Exercise 1.
According to the article on the grain terminal talks, what share of U.S. grain exports do the six terminals handle?
Exercise 2.
In the article on the grain terminal talks, what has held up the negotiations? Answer in one to three sentences.
Exercise 3.
Rewrite the passage of the grain terminal article starting at "Owners say they'll" and ending at "Dec. 21 and 22.", swapping "dockworkers" for "longshore workers".

══ Excerpt ══

Grain handlers, dockworkers still talking

Owners say they'll respond today to longshoremen's comments about 'final offer'

By Aaron Corvin, Columbian Port & Economy Reporter



With a midnight deadline looming for a possible lockout at six grain export terminals — including United Grain Corp.’s facility at the Port of Vancouver — terminal owners said Wednesday they’ll take more time to respond to union dockworkers’ request for further negotiations.

The International Longshore and Warehouse Union has said talks are not at an impasse, and that the earliest union members could vote on an offer would be Dec. 21 and 22.

In a statement issued late Wednesday, Pat McCormick, spokesman for the Pacific Northwest Grain Handlers Association — a consortium of six Northwest grain shippers, including United Grain Corp. — said the group will respond today “to comments received from representatives of ILWU about the group’s last, best and final offer.”

The owners had made a “last, best and final” offer to the union with a midnight deadline Wednesday. They could have imposed that contract and locked out the dockworkers, who are also prepared to strike and to stage protests by boat and on land.

A strike or lockout would threaten the flow of agricultural products to international markets. The terminals export $10 billion of wheat, corn, and soybeans each year. They handle about 25 percent of U.S. grain exports.

Salary and benefits have not been the holdup during talks. Rather, the owners want to implement workplace rules they consider more advantageous.

═══
══ Supplied data ══

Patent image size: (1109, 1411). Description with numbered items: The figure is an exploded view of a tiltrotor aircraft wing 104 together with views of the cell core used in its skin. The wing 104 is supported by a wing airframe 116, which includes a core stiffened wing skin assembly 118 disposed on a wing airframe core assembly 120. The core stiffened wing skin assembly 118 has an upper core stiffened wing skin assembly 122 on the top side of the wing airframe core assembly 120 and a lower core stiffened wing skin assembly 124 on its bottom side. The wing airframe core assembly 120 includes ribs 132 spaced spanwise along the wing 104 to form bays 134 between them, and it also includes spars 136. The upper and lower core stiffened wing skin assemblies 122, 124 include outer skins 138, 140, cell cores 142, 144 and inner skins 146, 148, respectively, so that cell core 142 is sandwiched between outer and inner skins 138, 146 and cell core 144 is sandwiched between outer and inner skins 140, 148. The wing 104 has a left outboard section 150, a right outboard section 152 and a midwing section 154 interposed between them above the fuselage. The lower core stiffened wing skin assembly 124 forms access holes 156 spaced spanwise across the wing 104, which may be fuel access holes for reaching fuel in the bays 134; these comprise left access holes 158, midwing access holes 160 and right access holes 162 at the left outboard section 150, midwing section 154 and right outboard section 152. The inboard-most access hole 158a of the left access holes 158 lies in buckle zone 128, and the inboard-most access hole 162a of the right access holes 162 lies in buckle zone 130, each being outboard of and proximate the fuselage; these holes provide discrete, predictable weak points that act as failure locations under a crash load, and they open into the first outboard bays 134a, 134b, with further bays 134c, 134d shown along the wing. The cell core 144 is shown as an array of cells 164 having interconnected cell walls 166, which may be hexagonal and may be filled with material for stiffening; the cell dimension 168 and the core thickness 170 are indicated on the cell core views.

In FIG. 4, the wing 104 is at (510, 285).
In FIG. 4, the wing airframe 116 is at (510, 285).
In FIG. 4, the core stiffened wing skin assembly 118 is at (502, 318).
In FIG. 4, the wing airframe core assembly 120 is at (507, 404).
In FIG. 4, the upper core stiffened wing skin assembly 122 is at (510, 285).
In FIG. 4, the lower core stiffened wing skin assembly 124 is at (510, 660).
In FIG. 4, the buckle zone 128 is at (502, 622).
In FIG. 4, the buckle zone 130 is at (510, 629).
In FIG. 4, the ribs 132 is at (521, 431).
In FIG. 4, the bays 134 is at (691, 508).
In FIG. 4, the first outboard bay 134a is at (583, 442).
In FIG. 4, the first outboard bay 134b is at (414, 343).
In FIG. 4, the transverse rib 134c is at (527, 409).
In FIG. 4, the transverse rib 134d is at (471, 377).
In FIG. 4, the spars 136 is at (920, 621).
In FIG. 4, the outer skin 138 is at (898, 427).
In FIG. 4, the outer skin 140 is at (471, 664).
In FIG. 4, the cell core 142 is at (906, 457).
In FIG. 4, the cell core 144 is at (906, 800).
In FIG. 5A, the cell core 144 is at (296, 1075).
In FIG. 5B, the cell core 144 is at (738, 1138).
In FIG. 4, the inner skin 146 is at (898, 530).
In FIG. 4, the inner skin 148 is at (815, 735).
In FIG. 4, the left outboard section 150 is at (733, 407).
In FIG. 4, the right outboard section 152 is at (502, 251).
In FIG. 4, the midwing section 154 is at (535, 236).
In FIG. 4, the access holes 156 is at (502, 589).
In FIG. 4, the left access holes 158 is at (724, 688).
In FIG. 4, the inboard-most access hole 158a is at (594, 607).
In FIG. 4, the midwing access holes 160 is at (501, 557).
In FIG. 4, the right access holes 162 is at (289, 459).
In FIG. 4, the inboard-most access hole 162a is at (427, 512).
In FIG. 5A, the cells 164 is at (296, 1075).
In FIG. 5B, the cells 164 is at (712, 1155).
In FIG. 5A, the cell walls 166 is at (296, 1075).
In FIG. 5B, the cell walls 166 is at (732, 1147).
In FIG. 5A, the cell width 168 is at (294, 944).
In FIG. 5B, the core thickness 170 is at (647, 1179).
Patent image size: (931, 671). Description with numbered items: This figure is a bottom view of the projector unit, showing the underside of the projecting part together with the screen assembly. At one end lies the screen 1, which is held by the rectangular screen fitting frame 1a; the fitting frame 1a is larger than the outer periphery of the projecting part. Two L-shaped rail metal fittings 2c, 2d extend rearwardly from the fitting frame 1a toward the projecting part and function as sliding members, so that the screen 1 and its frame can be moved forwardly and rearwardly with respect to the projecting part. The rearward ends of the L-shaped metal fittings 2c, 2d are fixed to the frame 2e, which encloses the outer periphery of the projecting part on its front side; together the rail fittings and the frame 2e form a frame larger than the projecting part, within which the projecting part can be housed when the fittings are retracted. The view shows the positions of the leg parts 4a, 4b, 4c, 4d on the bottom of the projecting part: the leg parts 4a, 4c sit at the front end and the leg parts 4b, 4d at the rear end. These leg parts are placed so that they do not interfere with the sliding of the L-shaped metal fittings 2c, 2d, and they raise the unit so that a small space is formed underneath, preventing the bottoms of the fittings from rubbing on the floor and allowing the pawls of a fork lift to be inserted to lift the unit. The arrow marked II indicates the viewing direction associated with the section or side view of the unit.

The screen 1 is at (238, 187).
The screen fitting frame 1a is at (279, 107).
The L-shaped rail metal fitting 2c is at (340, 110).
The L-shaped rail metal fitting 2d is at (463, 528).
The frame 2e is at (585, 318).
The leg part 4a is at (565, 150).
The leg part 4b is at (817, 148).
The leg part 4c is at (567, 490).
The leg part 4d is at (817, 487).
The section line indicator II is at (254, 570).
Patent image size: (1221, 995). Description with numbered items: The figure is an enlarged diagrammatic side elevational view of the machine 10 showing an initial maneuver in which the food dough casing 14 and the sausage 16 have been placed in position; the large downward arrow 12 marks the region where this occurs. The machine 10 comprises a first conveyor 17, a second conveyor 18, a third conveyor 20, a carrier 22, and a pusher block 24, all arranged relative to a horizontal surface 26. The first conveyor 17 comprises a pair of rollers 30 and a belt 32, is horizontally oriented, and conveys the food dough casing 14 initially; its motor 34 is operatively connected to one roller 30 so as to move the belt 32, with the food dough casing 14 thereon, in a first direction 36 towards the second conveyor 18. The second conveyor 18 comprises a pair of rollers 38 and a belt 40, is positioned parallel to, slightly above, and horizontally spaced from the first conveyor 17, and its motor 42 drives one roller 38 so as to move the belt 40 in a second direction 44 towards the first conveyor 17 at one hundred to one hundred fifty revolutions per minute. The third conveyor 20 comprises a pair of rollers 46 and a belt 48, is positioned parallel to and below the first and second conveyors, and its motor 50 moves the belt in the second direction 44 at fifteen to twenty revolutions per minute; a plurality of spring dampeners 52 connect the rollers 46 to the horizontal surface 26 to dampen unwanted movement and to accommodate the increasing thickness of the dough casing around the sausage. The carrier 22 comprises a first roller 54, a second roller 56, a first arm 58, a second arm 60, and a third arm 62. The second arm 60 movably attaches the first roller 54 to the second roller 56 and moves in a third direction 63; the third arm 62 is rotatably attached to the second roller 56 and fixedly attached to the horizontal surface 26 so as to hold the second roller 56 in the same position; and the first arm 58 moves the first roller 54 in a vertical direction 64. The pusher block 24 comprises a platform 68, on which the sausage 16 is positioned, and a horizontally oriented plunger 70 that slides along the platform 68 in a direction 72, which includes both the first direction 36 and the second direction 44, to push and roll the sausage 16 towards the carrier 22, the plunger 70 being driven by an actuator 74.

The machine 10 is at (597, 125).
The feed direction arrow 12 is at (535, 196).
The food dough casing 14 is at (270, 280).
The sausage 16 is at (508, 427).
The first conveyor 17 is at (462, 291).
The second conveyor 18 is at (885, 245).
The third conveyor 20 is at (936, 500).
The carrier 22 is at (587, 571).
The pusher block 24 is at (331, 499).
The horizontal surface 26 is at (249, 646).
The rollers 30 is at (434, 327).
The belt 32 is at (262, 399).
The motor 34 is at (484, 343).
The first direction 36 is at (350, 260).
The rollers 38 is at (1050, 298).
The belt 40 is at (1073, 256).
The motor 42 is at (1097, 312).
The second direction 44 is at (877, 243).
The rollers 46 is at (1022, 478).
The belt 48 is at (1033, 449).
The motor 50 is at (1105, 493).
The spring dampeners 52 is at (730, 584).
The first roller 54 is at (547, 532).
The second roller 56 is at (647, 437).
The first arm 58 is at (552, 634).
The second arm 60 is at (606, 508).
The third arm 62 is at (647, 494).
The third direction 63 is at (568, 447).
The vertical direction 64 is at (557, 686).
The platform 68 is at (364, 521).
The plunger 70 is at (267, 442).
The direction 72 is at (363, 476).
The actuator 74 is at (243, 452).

═══

Task solution 1.
About 25 percent.

Task solution 2.
Salary and benefits have not been the sticking point. The holdup is that the owners want to implement workplace rules they consider more advantageous.

Task solution 3.
Owners say they'll respond today to longshoremen's comments about 'final offer'

By Aaron Corvin, Columbian Port & Economy Reporter



With a midnight deadline looming for a possible lockout at six grain export terminals — including United Grain Corp.’s facility at the Port of Vancouver — terminal owners said Wednesday they’ll take more time to respond to union longshore workers’ request for further negotiations.

The International Longshore and Warehouse Union has said talks are not at an impasse, and that the earliest union members could vote on an offer would be Dec. 21 and 22.